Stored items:
⁂

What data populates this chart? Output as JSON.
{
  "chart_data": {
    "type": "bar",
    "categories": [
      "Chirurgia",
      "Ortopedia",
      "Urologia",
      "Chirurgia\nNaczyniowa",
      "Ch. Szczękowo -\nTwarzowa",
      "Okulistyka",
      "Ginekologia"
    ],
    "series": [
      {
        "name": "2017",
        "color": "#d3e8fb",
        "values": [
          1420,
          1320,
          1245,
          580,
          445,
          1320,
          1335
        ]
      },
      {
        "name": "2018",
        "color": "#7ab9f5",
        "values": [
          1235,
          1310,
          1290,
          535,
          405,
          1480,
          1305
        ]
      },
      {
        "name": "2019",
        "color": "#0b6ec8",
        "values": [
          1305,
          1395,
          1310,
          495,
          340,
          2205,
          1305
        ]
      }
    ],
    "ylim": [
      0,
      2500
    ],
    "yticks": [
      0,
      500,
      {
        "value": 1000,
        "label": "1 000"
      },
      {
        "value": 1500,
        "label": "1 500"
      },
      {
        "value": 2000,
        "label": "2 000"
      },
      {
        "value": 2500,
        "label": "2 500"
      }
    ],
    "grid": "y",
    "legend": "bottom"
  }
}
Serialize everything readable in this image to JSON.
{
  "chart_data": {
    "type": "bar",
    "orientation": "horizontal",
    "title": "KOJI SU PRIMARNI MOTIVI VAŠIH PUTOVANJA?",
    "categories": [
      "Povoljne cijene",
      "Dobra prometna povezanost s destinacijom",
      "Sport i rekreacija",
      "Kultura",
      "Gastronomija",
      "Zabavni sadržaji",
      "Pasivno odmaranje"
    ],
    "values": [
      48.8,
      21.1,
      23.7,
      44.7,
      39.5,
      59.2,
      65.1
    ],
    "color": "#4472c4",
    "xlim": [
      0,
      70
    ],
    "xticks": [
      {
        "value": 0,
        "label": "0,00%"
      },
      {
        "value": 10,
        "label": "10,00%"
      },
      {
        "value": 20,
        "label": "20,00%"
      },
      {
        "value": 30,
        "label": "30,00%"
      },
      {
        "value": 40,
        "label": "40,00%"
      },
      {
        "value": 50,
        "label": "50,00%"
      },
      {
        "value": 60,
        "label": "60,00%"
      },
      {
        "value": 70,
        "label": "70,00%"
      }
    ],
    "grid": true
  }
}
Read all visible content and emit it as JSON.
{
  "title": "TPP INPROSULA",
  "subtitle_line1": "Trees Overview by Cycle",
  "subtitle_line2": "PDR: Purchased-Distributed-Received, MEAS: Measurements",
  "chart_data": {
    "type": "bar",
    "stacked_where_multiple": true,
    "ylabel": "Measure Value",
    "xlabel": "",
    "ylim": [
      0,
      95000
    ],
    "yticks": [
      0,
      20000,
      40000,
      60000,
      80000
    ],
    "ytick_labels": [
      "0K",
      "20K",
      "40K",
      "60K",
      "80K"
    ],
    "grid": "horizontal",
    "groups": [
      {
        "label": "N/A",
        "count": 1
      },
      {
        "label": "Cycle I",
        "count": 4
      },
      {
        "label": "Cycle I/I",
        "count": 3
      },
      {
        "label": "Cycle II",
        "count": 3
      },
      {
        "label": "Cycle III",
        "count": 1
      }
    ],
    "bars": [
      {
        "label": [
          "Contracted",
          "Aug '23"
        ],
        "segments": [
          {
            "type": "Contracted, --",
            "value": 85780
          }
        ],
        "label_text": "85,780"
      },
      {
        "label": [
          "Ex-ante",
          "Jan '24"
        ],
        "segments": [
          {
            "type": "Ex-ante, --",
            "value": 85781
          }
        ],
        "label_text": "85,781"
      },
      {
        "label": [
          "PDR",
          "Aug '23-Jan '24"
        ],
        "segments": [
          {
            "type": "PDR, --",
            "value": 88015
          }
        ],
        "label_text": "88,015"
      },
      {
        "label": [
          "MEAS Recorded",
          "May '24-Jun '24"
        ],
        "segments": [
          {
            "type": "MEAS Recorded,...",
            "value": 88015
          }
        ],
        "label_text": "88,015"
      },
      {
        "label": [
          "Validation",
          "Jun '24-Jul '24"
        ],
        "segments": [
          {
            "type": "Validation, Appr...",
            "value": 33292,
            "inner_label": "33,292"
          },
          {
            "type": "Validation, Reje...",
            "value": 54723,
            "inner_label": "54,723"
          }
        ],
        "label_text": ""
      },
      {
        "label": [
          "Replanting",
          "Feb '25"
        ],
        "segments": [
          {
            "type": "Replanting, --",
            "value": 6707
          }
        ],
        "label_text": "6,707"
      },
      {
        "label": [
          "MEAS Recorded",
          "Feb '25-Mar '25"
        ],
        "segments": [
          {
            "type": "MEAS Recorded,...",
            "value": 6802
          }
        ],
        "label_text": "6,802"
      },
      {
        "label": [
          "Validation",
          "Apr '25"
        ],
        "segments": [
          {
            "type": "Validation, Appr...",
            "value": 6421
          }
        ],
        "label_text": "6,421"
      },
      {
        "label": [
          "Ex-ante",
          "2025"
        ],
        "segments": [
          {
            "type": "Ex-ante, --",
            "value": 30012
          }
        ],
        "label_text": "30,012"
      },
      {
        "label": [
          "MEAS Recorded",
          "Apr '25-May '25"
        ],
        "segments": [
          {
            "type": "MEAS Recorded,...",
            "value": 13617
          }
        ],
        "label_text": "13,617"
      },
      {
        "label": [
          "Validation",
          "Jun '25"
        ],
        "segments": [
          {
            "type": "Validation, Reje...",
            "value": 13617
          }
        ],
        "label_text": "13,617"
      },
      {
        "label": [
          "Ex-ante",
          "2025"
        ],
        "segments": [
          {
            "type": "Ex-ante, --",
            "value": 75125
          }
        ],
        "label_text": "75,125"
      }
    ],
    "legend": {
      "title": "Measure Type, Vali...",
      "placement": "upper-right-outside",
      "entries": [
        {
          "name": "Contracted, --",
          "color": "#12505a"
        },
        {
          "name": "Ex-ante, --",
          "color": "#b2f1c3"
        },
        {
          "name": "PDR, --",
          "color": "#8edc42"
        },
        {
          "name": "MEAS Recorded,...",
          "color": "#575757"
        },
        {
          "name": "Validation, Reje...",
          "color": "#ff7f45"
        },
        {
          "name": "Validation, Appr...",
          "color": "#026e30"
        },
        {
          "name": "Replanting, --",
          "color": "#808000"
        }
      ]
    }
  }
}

⁂

▸ TASK DETAILS:
Return the entries in full, keeping every line exactly as it is.

▸ EXERCISE ANSWER:
What data populates this chart? Output as JSON.
{
  "chart_data": {
    "type": "bar",
    "categories": [
      "Chirurgia",
      "Ortopedia",
      "Urologia",
      "Chirurgia\nNaczyniowa",
      "Ch. Szczękowo -\nTwarzowa",
      "Okulistyka",
      "Ginekologia"
    ],
    "series": [
      {
        "name": "2017",
        "color": "#d3e8fb",
        "values": [
          1420,
          1320,
          1245,
          580,
          445,
          1320,
          1335
        ]
      },
      {
        "name": "2018",
        "color": "#7ab9f5",
        "values": [
          1235,
          1310,
          1290,
          535,
          405,
          1480,
          1305
        ]
      },
      {
        "name": "2019",
        "color": "#0b6ec8",
        "values": [
          1305,
          1395,
          1310,
          495,
          340,
          2205,
          1305
        ]
      }
    ],
    "ylim": [
      0,
      2500
    ],
    "yticks": [
      0,
      500,
      {
        "value": 1000,
        "label": "1 000"
      },
      {
        "value": 1500,
        "label": "1 500"
      },
      {
        "value": 2000,
        "label": "2 000"
      },
      {
        "value": 2500,
        "label": "2 500"
      }
    ],
    "grid": "y",
    "legend": "bottom"
  }
}
Serialize everything readable in this image to JSON.
{
  "chart_data": {
    "type": "bar",
    "orientation": "horizontal",
    "title": "KOJI SU PRIMARNI MOTIVI VAŠIH PUTOVANJA?",
    "categories": [
      "Povoljne cijene",
      "Dobra prometna povezanost s destinacijom",
      "Sport i rekreacija",
      "Kultura",
      "Gastronomija",
      "Zabavni sadržaji",
      "Pasivno odmaranje"
    ],
    "values": [
      48.8,
      21.1,
      23.7,
      44.7,
      39.5,
      59.2,
      65.1
    ],
    "color": "#4472c4",
    "xlim": [
      0,
      70
    ],
    "xticks": [
      {
        "value": 0,
        "label": "0,00%"
      },
      {
        "value": 10,
        "label": "10,00%"
      },
      {
        "value": 20,
        "label": "20,00%"
      },
      {
        "value": 30,
        "label": "30,00%"
      },
      {
        "value": 40,
        "label": "40,00%"
      },
      {
        "value": 50,
        "label": "50,00%"
      },
      {
        "value": 60,
        "label": "60,00%"
      },
      {
        "value": 70,
        "label": "70,00%"
      }
    ],
    "grid": true
  }
}
Read all visible content and emit it as JSON.
{
  "title": "TPP INPROSULA",
  "subtitle_line1": "Trees Overview by Cycle",
  "subtitle_line2": "PDR: Purchased-Distributed-Received, MEAS: Measurements",
  "chart_data": {
    "type": "bar",
    "stacked_where_multiple": true,
    "ylabel": "Measure Value",
    "xlabel": "",
    "ylim": [
      0,
      95000
    ],
    "yticks": [
      0,
      20000,
      40000,
      60000,
      80000
    ],
    "ytick_labels": [
      "0K",
      "20K",
      "40K",
      "60K",
      "80K"
    ],
    "grid": "horizontal",
    "groups": [
      {
        "label": "N/A",
        "count": 1
      },
      {
        "label": "Cycle I",
        "count": 4
      },
      {
        "label": "Cycle I/I",
        "count": 3
      },
      {
        "label": "Cycle II",
        "count": 3
      },
      {
        "label": "Cycle III",
        "count": 1
      }
    ],
    "bars": [
      {
        "label": [
          "Contracted",
          "Aug '23"
        ],
        "segments": [
          {
            "type": "Contracted, --",
            "value": 85780
          }
        ],
        "label_text": "85,780"
      },
      {
        "label": [
          "Ex-ante",
          "Jan '24"
        ],
        "segments": [
          {
            "type": "Ex-ante, --",
            "value": 85781
          }
        ],
        "label_text": "85,781"
      },
      {
        "label": [
          "PDR",
          "Aug '23-Jan '24"
        ],
        "segments": [
          {
            "type": "PDR, --",
            "value": 88015
          }
        ],
        "label_text": "88,015"
      },
      {
        "label": [
          "MEAS Recorded",
          "May '24-Jun '24"
        ],
        "segments": [
          {
            "type": "MEAS Recorded,...",
            "value": 88015
          }
        ],
        "label_text": "88,015"
      },
      {
        "label": [
          "Validation",
          "Jun '24-Jul '24"
        ],
        "segments": [
          {
            "type": "Validation, Appr...",
            "value": 33292,
            "inner_label": "33,292"
          },
          {
            "type": "Validation, Reje...",
            "value": 54723,
            "inner_label": "54,723"
          }
        ],
        "label_text": ""
      },
      {
        "label": [
          "Replanting",
          "Feb '25"
        ],
        "segments": [
          {
            "type": "Replanting, --",
            "value": 6707
          }
        ],
        "label_text": "6,707"
      },
      {
        "label": [
          "MEAS Recorded",
          "Feb '25-Mar '25"
        ],
        "segments": [
          {
            "type": "MEAS Recorded,...",
            "value": 6802
          }
        ],
        "label_text": "6,802"
      },
      {
        "label": [
          "Validation",
          "Apr '25"
        ],
        "segments": [
          {
            "type": "Validation, Appr...",
            "value": 6421
          }
        ],
        "label_text": "6,421"
      },
      {
        "label": [
          "Ex-ante",
          "2025"
        ],
        "segments": [
          {
            "type": "Ex-ante, --",
            "value": 30012
          }
        ],
        "label_text": "30,012"
      },
      {
        "label": [
          "MEAS Recorded",
          "Apr '25-May '25"
        ],
        "segments": [
          {
            "type": "MEAS Recorded,...",
            "value": 13617
          }
        ],
        "label_text": "13,617"
      },
      {
        "label": [
          "Validation",
          "Jun '25"
        ],
        "segments": [
          {
            "type": "Validation, Reje...",
            "value": 13617
          }
        ],
        "label_text": "13,617"
      },
      {
        "label": [
          "Ex-ante",
          "2025"
        ],
        "segments": [
          {
            "type": "Ex-ante, --",
            "value": 75125
          }
        ],
        "label_text": "75,125"
      }
    ],
    "legend": {
      "title": "Measure Type, Vali...",
      "placement": "upper-right-outside",
      "entries": [
        {
          "name": "Contracted, --",
          "color": "#12505a"
        },
        {
          "name": "Ex-ante, --",
          "color": "#b2f1c3"
        },
        {
          "name": "PDR, --",
          "color": "#8edc42"
        },
        {
          "name": "MEAS Recorded,...",
          "color": "#575757"
        },
        {
          "name": "Validation, Reje...",
          "color": "#ff7f45"
        },
        {
          "name": "Validation, Appr...",
          "color": "#026e30"
        },
        {
          "name": "Replanting, --",
          "color": "#808000"
        }
      ]
    }
  }
}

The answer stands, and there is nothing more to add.